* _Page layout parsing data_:

══════

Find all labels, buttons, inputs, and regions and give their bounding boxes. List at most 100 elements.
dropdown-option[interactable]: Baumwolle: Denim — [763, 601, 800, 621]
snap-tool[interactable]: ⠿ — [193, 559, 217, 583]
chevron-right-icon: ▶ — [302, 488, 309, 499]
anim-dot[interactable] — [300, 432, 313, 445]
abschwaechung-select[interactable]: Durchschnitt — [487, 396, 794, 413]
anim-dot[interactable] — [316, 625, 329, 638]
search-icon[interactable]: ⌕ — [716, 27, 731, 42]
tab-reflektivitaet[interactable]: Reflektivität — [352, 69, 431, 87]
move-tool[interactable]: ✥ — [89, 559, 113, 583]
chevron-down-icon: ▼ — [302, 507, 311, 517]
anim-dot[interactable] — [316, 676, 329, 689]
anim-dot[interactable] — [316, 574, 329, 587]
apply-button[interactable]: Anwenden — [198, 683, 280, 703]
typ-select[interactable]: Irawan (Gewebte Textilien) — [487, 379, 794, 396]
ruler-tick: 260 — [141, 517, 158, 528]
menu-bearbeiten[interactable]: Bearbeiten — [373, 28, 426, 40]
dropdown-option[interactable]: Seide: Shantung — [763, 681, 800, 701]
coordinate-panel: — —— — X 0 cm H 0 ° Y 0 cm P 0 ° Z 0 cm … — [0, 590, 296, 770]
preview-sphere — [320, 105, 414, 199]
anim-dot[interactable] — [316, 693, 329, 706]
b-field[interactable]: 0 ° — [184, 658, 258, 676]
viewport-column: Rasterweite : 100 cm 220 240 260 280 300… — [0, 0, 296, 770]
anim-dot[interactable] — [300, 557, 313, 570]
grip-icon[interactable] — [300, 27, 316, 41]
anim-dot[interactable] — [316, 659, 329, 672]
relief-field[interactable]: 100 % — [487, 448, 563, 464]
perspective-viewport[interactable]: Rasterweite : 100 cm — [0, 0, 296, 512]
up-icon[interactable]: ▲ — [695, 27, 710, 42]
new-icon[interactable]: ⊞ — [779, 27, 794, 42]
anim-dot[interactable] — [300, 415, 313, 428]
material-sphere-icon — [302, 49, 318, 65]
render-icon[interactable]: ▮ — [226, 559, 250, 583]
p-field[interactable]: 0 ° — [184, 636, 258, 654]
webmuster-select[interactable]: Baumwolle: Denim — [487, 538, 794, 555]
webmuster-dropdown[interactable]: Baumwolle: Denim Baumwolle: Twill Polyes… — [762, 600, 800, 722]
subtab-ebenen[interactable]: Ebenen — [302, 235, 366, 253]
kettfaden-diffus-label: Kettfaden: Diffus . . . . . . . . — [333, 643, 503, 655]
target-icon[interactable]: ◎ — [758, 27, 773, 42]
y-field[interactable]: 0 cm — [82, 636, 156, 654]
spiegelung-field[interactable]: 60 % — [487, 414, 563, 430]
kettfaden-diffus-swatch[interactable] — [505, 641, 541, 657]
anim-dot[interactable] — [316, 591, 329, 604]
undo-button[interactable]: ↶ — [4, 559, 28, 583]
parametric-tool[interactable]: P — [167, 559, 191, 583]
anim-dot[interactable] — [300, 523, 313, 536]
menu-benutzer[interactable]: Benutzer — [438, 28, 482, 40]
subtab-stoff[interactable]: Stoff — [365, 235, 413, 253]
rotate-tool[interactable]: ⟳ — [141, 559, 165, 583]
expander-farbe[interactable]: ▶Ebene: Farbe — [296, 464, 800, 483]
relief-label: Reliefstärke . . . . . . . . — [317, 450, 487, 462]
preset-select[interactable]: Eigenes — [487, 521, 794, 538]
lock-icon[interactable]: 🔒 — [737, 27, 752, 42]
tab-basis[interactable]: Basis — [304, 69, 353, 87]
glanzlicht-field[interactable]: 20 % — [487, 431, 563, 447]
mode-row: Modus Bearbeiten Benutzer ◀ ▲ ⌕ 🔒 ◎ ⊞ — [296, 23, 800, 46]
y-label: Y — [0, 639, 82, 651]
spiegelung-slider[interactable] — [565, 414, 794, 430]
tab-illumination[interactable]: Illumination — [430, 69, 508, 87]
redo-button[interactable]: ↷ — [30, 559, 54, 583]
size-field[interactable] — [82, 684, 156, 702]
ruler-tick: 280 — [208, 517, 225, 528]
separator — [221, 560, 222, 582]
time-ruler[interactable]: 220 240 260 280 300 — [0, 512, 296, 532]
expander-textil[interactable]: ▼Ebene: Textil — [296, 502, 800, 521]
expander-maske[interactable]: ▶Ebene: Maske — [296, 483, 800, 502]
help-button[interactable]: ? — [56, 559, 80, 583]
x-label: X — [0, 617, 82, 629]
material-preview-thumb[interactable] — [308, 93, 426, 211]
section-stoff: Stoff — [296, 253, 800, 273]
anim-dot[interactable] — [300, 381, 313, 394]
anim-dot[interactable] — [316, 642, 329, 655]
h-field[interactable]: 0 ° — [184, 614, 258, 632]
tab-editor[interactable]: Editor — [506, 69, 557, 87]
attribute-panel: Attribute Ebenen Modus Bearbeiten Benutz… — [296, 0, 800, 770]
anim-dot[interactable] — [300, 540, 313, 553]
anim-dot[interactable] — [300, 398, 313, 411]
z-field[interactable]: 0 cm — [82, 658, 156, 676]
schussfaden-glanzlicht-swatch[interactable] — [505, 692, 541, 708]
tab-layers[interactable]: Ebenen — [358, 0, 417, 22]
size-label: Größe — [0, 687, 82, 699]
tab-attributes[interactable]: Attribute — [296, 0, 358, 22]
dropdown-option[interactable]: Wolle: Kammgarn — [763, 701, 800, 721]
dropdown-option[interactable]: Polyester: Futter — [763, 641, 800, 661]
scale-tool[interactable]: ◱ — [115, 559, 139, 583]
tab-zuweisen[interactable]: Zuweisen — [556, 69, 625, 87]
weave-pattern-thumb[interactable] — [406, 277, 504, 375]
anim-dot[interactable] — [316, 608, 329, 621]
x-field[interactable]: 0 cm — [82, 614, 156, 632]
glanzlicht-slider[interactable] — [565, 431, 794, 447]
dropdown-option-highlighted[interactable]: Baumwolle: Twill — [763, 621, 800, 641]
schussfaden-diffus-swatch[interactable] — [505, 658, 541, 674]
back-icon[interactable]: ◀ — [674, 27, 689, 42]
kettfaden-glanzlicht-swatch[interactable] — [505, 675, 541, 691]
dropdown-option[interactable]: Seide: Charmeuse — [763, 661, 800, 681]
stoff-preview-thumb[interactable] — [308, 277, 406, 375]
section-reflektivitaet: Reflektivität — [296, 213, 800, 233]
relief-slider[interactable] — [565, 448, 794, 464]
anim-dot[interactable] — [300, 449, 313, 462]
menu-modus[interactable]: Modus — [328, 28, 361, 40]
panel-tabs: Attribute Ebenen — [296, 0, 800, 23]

══════

* _Problem_: From the records above, copy every line that includes the word "size".

* _Exercise output_:
size-field[interactable] — [82, 684, 156, 702]
size-label: Größe — [0, 687, 82, 699]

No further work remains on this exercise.